WRITTEN REQUEST:
The records should be repeated word for word, pictures excluded.

════════════════════

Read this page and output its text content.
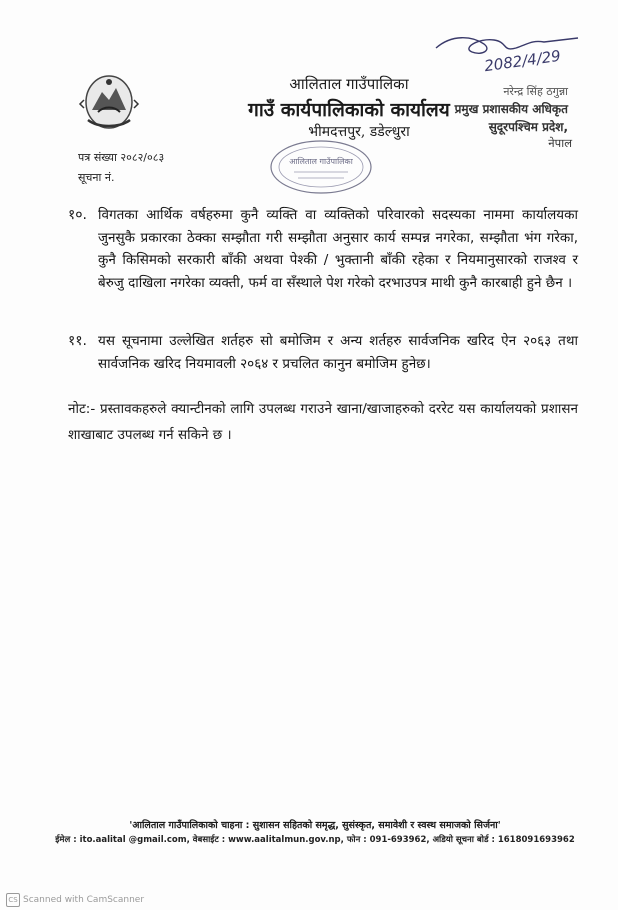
आलिताल गाउँपालिका
गाउँ कार्यपालिकाको कार्यालय
भीमदत्तपुर, डडेल्धुरा
आलिताल गाउँपालिका
2082/4/29
नरेन्द्र सिंह ठगुन्ना
प्रमुख प्रशासकीय अधिकृत
सुदूरपश्चिम प्रदेश,
नेपाल
पत्र संख्या २०८२/०८३
सूचना नं.
१०. विगतका आर्थिक वर्षहरुमा कुनै व्यक्ति वा व्यक्तिको परिवारको सदस्यका नाममा कार्यालयका जुनसुकै प्रकारका ठेक्का सम्झौता गरी सम्झौता अनुसार कार्य सम्पन्न नगरेका, सम्झौता भंग गरेका, कुनै किसिमको सरकारी बाँकी अथवा पेश्की / भुक्तानी बाँकी रहेका र नियमानुसारको राजश्व र बेरुजु दाखिला नगरेका व्यक्ती, फर्म वा सँस्थाले पेश गरेको दरभाउपत्र माथी कुनै कारबाही हुने छैन ।
११. यस सूचनामा उल्लेखित शर्तहरु सो बमोजिम र अन्य शर्तहरु सार्वजनिक खरिद ऐन २०६३ तथा सार्वजनिक खरिद नियमावली २०६४ र प्रचलित कानुन बमोजिम हुनेछ।
नोट:- प्रस्तावकहरुले क्यान्टीनको लागि उपलब्ध गराउने खाना/खाजाहरुको दररेट यस कार्यालयको प्रशासन शाखाबाट उपलब्ध गर्न सकिने छ ।
'आलिताल गाउँपालिकाको चाहना : सुशासन सहितको समृद्ध, सुसंस्कृत, समावेशी र स्वस्थ समाजको सिर्जना'
ईमेल : ito.aalital @gmail.com, वेबसाईट : www.aalitalmun.gov.np, फोन : 091-693962, अडियो सूचना बोर्ड : 1618091693962
CS Scanned with CamScanner
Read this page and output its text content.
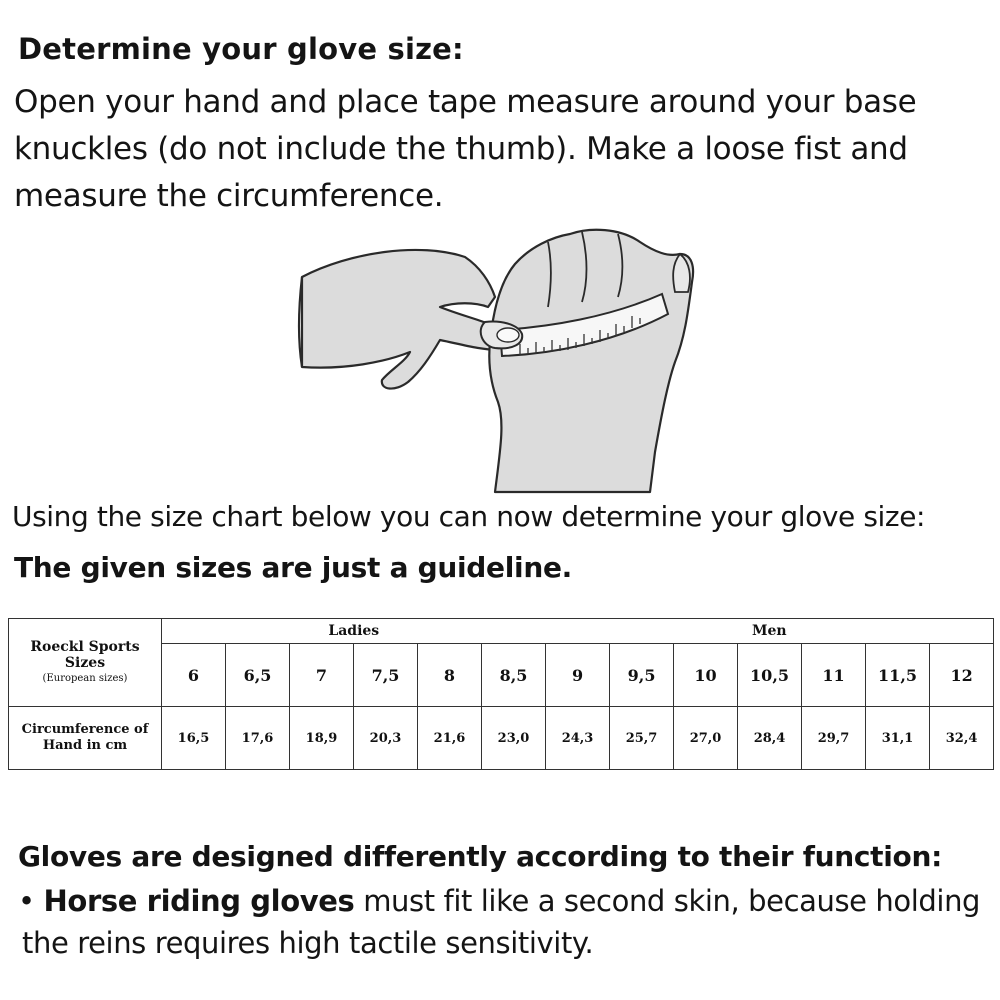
Determine your glove size:
Open your hand and place tape measure around your base
knuckles (do not include the thumb). Make a loose fist and
measure the circumference.
Using the size chart below you can now determine your glove size:
The given sizes are just a guideline.
Roeckl Sports
Sizes
(European sizes)	Ladies						Men						
	6	6,5	7	7,5	8	8,5	9	9,5	10	10,5	11	11,5	12
Circumference of
Hand in cm	16,5	17,6	18,9	20,3	21,6	23,0	24,3	25,7	27,0	28,4	29,7	31,1	32,4
Gloves are designed differently according to their function:
• Horse riding gloves must fit like a second skin, because holding
the reins requires high tactile sensitivity.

════════════════════

FINAL RESULT:
Read this page and output its text content.
आलिताल गाउँपालिका
गाउँ कार्यपालिकाको कार्यालय
भीमदत्तपुर, डडेल्धुरा
आलिताल गाउँपालिका
2082/4/29
नरेन्द्र सिंह ठगुन्ना
प्रमुख प्रशासकीय अधिकृत
सुदूरपश्चिम प्रदेश,
नेपाल
पत्र संख्या २०८२/०८३
सूचना नं.
१०. विगतका आर्थिक वर्षहरुमा कुनै व्यक्ति वा व्यक्तिको परिवारको सदस्यका नाममा कार्यालयका जुनसुकै प्रकारका ठेक्का सम्झौता गरी सम्झौता अनुसार कार्य सम्पन्न नगरेका, सम्झौता भंग गरेका, कुनै किसिमको सरकारी बाँकी अथवा पेश्की / भुक्तानी बाँकी रहेका र नियमानुसारको राजश्व र बेरुजु दाखिला नगरेका व्यक्ती, फर्म वा सँस्थाले पेश गरेको दरभाउपत्र माथी कुनै कारबाही हुने छैन ।
११. यस सूचनामा उल्लेखित शर्तहरु सो बमोजिम र अन्य शर्तहरु सार्वजनिक खरिद ऐन २०६३ तथा सार्वजनिक खरिद नियमावली २०६४ र प्रचलित कानुन बमोजिम हुनेछ।
नोट:- प्रस्तावकहरुले क्यान्टीनको लागि उपलब्ध गराउने खाना/खाजाहरुको दररेट यस कार्यालयको प्रशासन शाखाबाट उपलब्ध गर्न सकिने छ ।
'आलिताल गाउँपालिकाको चाहना : सुशासन सहितको समृद्ध, सुसंस्कृत, समावेशी र स्वस्थ समाजको सिर्जना'
ईमेल : ito.aalital @gmail.com, वेबसाईट : www.aalitalmun.gov.np, फोन : 091-693962, अडियो सूचना बोर्ड : 1618091693962
CS Scanned with CamScanner
Read this page and output its text content.
Determine your glove size:
Open your hand and place tape measure around your base
knuckles (do not include the thumb). Make a loose fist and
measure the circumference.
Using the size chart below you can now determine your glove size:
The given sizes are just a guideline.
Roeckl Sports
Sizes
(European sizes)	Ladies						Men						
	6	6,5	7	7,5	8	8,5	9	9,5	10	10,5	11	11,5	12
Circumference of
Hand in cm	16,5	17,6	18,9	20,3	21,6	23,0	24,3	25,7	27,0	28,4	29,7	31,1	32,4
Gloves are designed differently according to their function:
• Horse riding gloves must fit like a second skin, because holding
the reins requires high tactile sensitivity.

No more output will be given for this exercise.